** To-do list **
A: List every US state named in the journal entry "Love & Scurvy."
B: Translate this sentence from the journal entry "Love & Scurvy" into French: "The once mighty Rockies look like they’ve taken quite a spanking over the last century."
C: Decide whether each statement agrees with the journal entry "Love & Scurvy," and back each yes or no with the deciding words quoted from it. (i) The writer believes they are west of where the Rocky Mountains used to be. (ii) What they flew over looked like the Rocky Mountains the writer knew. (iii) Martialla's note places the Badlands in South Dakota.

** Selected extract **

Love & Scurvy

I’m pretty sure we’re east of where the Rocky Mountains used to be.  I say used to be because what we flew over didn’t look like the Rocky Mountains I knew.  Or any other kind of mountain.  What we flew over looked more like the Badlands in Montana or Wyoming or wherever the Badlands are. (Martialla’s note – they’re in South Dakota) [No they aren’t Martialla, that’s too far east and quit messing with my journal!] The once mighty Rockies look like they’ve taken quite a spanking over the last century. 

What could cause such destruction to a mountain range?  I know that mountains, like actresses, don’t stay firm and perky and pointy forever but I thought it took take millions of years to grind them down.  Ten years is plenty for Hollywood to chew up a woman up and leave her a shattered wreck, but we’re just flesh and bone, a mountain range should be more resilient.

** Supplied material **
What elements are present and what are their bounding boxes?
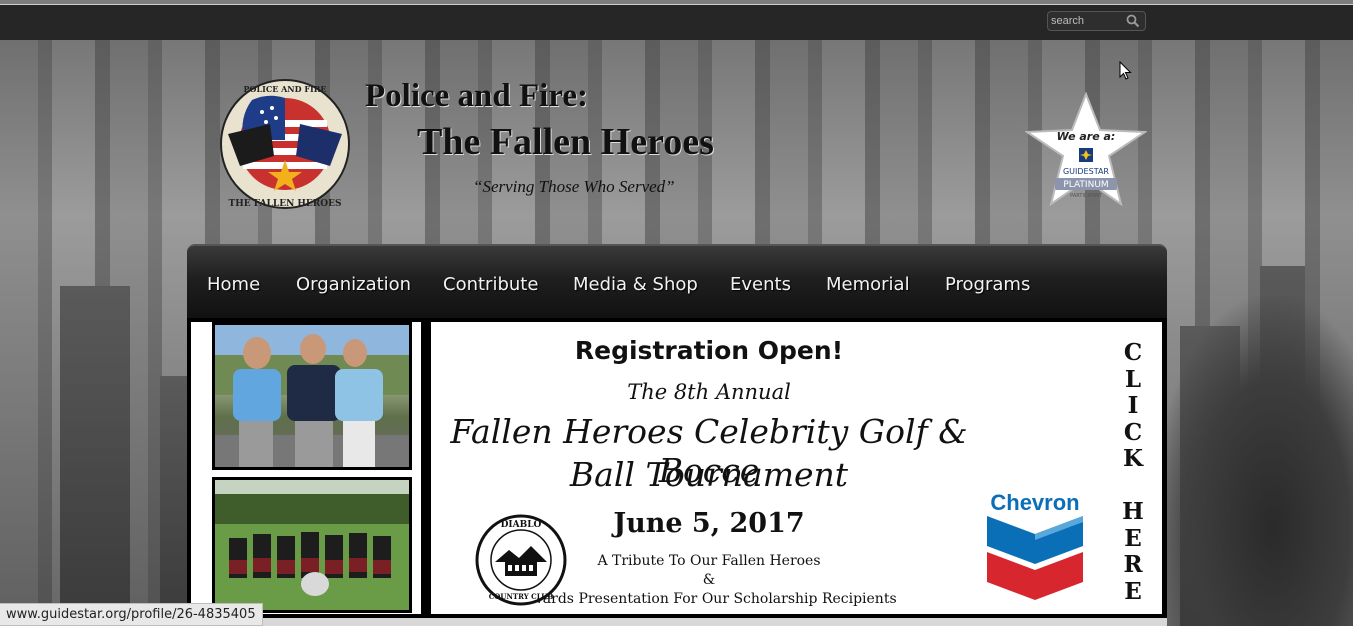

** Results of the tasks **
A: Montana, Wyoming, South Dakota

B: Les Rocheuses, autrefois majestueuses, semblent avoir pris une sacrée raclée au cours du siècle dernier.

C:
(i) No: "I’m pretty sure we’re east of where the Rocky Mountains used to be."
(ii) No: "what we flew over didn’t look like the Rocky Mountains I knew"
(iii) Yes: "(Martialla’s note – they’re in South Dakota)"